BEGIN SUPPLIED MATERIAL

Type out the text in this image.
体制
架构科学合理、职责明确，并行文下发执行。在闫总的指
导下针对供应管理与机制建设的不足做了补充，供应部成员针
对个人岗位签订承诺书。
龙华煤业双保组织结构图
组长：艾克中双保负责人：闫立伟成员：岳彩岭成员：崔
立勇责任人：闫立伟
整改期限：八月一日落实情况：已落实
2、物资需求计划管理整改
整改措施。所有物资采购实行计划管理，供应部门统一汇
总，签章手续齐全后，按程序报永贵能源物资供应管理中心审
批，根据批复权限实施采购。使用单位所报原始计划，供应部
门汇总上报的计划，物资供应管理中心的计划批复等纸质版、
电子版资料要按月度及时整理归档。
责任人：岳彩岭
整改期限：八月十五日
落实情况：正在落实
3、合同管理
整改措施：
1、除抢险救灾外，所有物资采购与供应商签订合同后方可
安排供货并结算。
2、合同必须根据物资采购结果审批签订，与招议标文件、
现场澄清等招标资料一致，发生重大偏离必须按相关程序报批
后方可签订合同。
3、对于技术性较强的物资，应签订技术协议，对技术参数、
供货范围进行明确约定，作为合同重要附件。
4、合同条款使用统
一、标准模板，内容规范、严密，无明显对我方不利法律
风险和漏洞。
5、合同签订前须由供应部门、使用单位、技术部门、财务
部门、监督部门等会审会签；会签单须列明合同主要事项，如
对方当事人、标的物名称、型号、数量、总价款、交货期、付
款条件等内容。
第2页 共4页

END SUPPLIED MATERIAL

Repeat the records above exactly.

Type out the text in this image.
体制
架构科学合理、职责明确，并行文下发执行。在闫总的指
导下针对供应管理与机制建设的不足做了补充，供应部成员针
对个人岗位签订承诺书。
龙华煤业双保组织结构图
组长：艾克中双保负责人：闫立伟成员：岳彩岭成员：崔
立勇责任人：闫立伟
整改期限：八月一日落实情况：已落实
2、物资需求计划管理整改
整改措施。所有物资采购实行计划管理，供应部门统一汇
总，签章手续齐全后，按程序报永贵能源物资供应管理中心审
批，根据批复权限实施采购。使用单位所报原始计划，供应部
门汇总上报的计划，物资供应管理中心的计划批复等纸质版、
电子版资料要按月度及时整理归档。
责任人：岳彩岭
整改期限：八月十五日
落实情况：正在落实
3、合同管理
整改措施：
1、除抢险救灾外，所有物资采购与供应商签订合同后方可
安排供货并结算。
2、合同必须根据物资采购结果审批签订，与招议标文件、
现场澄清等招标资料一致，发生重大偏离必须按相关程序报批
后方可签订合同。
3、对于技术性较强的物资，应签订技术协议，对技术参数、
供货范围进行明确约定，作为合同重要附件。
4、合同条款使用统
一、标准模板，内容规范、严密，无明显对我方不利法律
风险和漏洞。
5、合同签订前须由供应部门、使用单位、技术部门、财务
部门、监督部门等会审会签；会签单须列明合同主要事项，如
对方当事人、标的物名称、型号、数量、总价款、交货期、付
款条件等内容。
第2页 共4页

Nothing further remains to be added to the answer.